_Your objective_
Examine the records and identify each line that includes the string "page". Copy those lines.

-- START Records for processing --

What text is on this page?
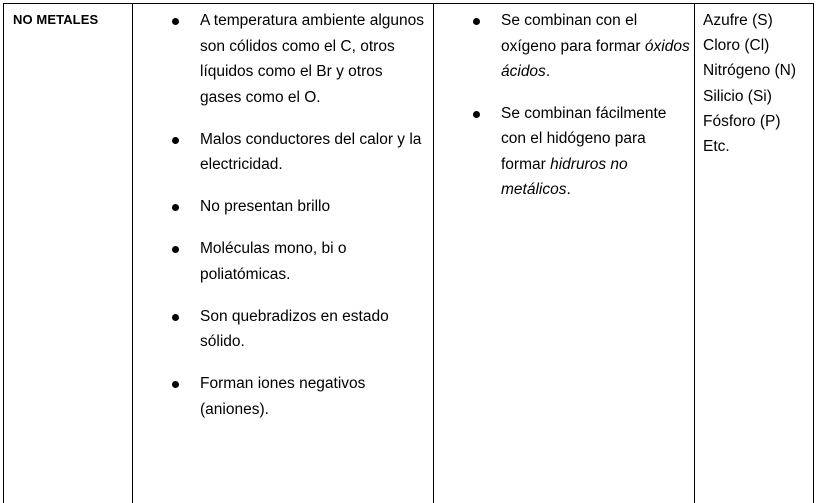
NO METALES	A temperatura ambiente algunos son cólidos como el C, otros líquidos como el Br y otros gases como el O.
Malos conductores del calor y la electricidad.
No presentan brillo
Moléculas mono, bi o poliatómicas.
Son quebradizos en estado sólido.
Forman iones negativos (aniones).
Se combinan con el oxígeno para formar óxidos ácidos.
Se combinan fácilmente con el hidógeno para formar hidruros no metálicos.
Azufre (S)
Cloro (Cl)
Nitrógeno (N)
Silicio (Si)
Fósforo (P)
Etc.
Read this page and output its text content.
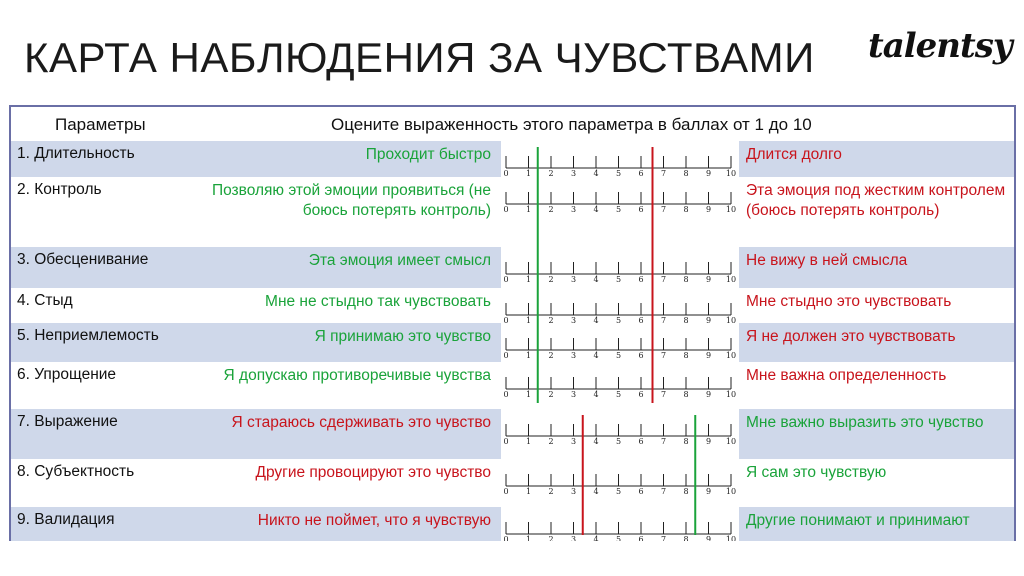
КАРТА НАБЛЮДЕНИЯ ЗА ЧУВСТВАМИ talentsy
Параметры	Оцените выраженность этого параметра в баллах от 1 до 10
1. Длительность	Проходит быстро	Длится долго
0 1 2 3 4 5 6 7 8 9 10
2. Контроль	Позволяю этой эмоции проявиться (не боюсь потерять контроль)
Эта эмоция под жестким контролем (боюсь потерять контроль)
0 1 2 3 4 5 6 7 8 9 10
3. Обесценивание	Эта эмоция имеет смысл	Не вижу в ней смысла
0 1 2 3 4 5 6 7 8 9 10
4. Стыд	Мне не стыдно так чувствовать	Мне стыдно это чувствовать
0 1 2 3 4 5 6 7 8 9 10
5. Неприемлемость	Я принимаю это чувство	Я не должен это чувствовать
0 1 2 3 4 5 6 7 8 9 10
6. Упрощение	Я допускаю противоречивые чувства	Мне важна определенность
0 1 2 3 4 5 6 7 8 9 10
7. Выражение	Я стараюсь сдерживать это чувство	Мне важно выразить это чувство
0 1 2 3 4 5 6 7 8 9 10
8. Субъектность	Другие провоцируют это чувство	Я сам это чувствую
0 1 2 3 4 5 6 7 8 9 10
9. Валидация	Никто не поймет, что я чувствую	Другие понимают и принимают
0 1 2 3 4 5 6 7 8 9 10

-- END Records for processing --

_Finished task_
What text is on this page?
Read this page and output its text content.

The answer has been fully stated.